**DOCUMENT EXTRACT**
###

The airport was purchased by the Port of Portland in 1942, and is serving as a reliever airport for nearby Portland International Airport. It has been developed to support all forms of general aviation and is home to one fixed-base operator (FBO), several limited FBOs, flight schools, and aircraft repair and maintenance facilities.

=== Services ===
- Gorge Winds Aviation
- Envi Adventures
- Advanced Aircraft Services
- Premier Aircraft Engines
- Emerald Aircrafters
- Hillsboro Aviation

== Facilities and aircraft ==
Portland–Troutdale Airport covers an area of 284 acre at an elevation of 39 ft above mean sea level. It has one runway designated 7/25 with an asphalt surface measuring 5399 × 150 ft, with a weight bearing capacity of 19,000 lbs for runway 7/25 and taxiways A and B.

== Accidents and incidents ==
- On May 10, 1958, a Boeing Stratoliner S.307, registered N75385, being operated by Quaker City Airways was taken out of storage at Troutdale Airport and prepared for a ferry flight to determine fuel and oil consumption. The auxiliary gasoline tanks that were installed in the cabin were not tested prior to the flight, despite there being fuel leaks of an undefined source. During the flight, there was a blast in the fuselage and fire could be seen coming from the accessory compartment. A forced landing was carried out on an elevated plain with grass-covered boulders; the plane went up in flames resulting in its loss. This plane was one of ten built of this specific model, with this being the second loss of this aircraft type. There were no reported injuries.

###

**MATERIAL SUPPLIED**
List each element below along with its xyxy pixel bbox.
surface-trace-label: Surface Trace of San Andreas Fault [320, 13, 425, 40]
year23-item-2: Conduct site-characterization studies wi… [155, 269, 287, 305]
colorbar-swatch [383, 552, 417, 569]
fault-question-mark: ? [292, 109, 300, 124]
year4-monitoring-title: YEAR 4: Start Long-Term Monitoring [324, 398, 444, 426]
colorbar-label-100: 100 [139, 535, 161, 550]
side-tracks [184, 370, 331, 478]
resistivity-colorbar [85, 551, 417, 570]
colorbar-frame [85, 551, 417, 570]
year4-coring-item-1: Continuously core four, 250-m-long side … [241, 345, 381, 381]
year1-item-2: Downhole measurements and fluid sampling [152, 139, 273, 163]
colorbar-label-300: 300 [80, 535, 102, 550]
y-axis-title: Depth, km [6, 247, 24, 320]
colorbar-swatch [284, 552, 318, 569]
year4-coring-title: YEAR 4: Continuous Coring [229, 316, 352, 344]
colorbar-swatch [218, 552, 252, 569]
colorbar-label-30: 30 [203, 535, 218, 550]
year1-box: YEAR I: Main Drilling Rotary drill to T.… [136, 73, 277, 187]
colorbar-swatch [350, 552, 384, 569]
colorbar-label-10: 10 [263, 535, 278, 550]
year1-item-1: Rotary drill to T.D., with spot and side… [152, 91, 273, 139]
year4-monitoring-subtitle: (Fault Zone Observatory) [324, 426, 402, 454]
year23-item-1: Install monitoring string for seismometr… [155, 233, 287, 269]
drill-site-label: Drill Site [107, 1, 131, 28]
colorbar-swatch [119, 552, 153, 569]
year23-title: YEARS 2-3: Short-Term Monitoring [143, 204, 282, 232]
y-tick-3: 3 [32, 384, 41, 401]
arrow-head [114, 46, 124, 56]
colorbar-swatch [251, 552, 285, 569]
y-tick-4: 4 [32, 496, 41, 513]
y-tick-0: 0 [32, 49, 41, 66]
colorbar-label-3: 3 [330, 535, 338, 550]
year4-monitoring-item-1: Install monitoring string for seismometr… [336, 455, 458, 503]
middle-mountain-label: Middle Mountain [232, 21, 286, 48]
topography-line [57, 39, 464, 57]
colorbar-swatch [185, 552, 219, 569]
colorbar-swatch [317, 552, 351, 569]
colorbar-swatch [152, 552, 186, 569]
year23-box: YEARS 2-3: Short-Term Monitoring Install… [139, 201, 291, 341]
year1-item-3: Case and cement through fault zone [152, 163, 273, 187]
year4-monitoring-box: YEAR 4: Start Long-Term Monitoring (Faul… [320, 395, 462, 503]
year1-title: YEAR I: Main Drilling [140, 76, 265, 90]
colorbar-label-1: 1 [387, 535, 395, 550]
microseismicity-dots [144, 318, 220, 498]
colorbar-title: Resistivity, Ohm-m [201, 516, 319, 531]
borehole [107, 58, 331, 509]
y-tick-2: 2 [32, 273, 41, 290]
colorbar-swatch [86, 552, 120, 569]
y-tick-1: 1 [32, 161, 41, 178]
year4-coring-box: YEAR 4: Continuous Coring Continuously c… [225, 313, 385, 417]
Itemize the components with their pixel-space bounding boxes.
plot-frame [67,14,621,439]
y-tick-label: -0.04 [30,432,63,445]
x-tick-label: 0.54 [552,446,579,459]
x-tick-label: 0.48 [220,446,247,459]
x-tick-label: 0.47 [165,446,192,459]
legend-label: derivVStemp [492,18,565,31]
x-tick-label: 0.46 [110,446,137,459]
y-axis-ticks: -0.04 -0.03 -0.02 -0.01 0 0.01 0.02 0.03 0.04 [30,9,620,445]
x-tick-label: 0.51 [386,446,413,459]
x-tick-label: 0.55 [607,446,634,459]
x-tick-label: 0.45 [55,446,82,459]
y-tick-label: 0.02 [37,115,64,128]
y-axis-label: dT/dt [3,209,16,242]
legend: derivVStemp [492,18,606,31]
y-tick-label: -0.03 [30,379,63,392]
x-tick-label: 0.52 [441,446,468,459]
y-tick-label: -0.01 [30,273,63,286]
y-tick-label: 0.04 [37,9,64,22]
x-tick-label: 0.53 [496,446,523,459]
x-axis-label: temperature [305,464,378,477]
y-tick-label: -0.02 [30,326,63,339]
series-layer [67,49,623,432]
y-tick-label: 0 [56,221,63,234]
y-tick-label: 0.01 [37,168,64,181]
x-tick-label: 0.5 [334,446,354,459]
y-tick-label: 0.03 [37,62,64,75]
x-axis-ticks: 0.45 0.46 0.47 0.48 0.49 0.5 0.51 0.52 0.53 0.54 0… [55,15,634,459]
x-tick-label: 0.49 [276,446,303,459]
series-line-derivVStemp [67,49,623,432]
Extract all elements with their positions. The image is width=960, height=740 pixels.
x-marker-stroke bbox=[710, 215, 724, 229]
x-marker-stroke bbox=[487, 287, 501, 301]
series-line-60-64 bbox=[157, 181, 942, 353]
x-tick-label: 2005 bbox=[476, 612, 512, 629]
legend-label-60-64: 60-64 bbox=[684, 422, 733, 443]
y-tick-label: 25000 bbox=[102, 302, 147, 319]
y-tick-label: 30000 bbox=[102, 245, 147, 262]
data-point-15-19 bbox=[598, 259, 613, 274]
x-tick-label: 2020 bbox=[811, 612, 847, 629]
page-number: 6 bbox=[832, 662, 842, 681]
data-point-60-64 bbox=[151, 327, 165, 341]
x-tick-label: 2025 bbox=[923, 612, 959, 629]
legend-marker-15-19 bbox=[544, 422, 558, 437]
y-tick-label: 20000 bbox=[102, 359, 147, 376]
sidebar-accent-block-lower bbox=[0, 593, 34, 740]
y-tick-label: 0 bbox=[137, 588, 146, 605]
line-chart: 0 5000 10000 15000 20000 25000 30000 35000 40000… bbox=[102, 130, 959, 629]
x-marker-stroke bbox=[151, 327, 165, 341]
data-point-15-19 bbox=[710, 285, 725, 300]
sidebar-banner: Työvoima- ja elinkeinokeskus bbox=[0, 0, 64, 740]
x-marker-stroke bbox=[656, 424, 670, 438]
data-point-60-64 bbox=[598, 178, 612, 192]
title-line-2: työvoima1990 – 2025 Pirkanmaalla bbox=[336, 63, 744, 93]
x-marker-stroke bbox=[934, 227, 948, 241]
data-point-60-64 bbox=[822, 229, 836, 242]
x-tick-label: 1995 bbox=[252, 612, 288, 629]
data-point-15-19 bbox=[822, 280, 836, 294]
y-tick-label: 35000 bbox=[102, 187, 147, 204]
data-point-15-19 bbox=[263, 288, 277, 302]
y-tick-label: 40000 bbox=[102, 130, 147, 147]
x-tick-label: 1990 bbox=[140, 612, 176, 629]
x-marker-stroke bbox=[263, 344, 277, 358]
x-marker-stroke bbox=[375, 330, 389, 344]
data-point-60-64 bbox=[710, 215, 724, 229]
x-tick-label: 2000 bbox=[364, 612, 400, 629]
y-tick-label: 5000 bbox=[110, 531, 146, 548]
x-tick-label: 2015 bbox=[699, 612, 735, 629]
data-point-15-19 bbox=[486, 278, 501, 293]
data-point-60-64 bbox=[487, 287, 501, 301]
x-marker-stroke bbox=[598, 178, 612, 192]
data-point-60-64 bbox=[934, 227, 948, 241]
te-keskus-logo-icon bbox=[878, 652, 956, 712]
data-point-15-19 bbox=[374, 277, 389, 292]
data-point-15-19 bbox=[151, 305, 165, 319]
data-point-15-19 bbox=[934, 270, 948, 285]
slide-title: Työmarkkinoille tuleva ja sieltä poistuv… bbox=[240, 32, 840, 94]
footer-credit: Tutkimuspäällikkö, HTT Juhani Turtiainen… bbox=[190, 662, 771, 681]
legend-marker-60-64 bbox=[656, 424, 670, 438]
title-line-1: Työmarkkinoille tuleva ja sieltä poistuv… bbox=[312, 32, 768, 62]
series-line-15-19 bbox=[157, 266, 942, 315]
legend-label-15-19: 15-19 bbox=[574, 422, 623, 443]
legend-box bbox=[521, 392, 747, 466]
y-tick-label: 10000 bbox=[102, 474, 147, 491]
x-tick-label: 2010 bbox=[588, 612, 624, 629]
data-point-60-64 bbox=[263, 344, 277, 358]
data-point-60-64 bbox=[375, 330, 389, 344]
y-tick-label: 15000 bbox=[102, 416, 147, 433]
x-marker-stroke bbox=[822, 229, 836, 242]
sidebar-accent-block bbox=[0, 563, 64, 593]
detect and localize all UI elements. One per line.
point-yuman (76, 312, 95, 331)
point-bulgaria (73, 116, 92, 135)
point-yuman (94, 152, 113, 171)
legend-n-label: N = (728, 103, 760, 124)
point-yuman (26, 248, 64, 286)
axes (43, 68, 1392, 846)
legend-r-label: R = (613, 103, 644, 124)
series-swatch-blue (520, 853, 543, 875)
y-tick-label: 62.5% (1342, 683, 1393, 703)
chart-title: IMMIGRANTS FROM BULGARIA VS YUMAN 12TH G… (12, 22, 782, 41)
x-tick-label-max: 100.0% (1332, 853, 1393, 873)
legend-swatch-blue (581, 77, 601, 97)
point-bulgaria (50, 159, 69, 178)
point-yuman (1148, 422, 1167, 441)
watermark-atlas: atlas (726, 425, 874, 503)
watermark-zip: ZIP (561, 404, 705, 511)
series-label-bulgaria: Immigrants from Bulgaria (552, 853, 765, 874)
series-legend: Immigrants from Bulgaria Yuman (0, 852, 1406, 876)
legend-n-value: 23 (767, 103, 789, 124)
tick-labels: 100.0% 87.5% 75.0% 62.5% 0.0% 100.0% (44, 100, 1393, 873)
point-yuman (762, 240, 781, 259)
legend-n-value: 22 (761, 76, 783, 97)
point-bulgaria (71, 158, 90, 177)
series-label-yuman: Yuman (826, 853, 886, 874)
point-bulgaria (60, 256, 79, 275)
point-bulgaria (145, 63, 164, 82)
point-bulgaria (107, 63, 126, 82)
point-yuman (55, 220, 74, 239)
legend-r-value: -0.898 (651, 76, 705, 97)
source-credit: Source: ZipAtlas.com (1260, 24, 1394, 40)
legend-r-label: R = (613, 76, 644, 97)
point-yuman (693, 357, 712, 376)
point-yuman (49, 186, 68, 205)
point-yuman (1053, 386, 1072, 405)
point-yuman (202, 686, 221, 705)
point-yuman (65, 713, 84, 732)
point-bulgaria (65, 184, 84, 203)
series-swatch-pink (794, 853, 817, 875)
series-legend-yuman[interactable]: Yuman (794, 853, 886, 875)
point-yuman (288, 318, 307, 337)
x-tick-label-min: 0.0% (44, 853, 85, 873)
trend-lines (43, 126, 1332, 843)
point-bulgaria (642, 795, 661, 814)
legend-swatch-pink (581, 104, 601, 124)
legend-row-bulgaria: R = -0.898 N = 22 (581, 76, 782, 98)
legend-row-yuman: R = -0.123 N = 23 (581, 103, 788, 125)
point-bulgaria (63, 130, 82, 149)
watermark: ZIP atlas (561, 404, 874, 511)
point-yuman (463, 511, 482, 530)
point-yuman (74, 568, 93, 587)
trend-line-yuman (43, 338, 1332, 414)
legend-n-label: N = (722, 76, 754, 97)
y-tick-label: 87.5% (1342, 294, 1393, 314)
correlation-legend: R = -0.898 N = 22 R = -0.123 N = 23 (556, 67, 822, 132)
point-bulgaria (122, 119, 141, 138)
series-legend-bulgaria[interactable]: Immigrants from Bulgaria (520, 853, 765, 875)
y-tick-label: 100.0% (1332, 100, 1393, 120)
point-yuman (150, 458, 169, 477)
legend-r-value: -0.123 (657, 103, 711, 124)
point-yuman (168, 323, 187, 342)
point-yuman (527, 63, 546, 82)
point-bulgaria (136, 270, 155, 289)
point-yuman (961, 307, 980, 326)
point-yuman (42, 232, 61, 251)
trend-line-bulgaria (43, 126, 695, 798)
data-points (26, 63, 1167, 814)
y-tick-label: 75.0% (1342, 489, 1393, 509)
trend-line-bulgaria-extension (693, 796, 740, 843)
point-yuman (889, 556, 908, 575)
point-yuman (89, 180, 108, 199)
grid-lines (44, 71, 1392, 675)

###

**GOAL OF THE EXERCISE**
List every business named under the "Services" heading in the Portland–Troutdale Airport text.

**TASK RESPONSE**
- Gorge Winds Aviation
- Envi Adventures
- Advanced Aircraft Services
- Premier Aircraft Engines
- Emerald Aircrafters
- Hillsboro Aviation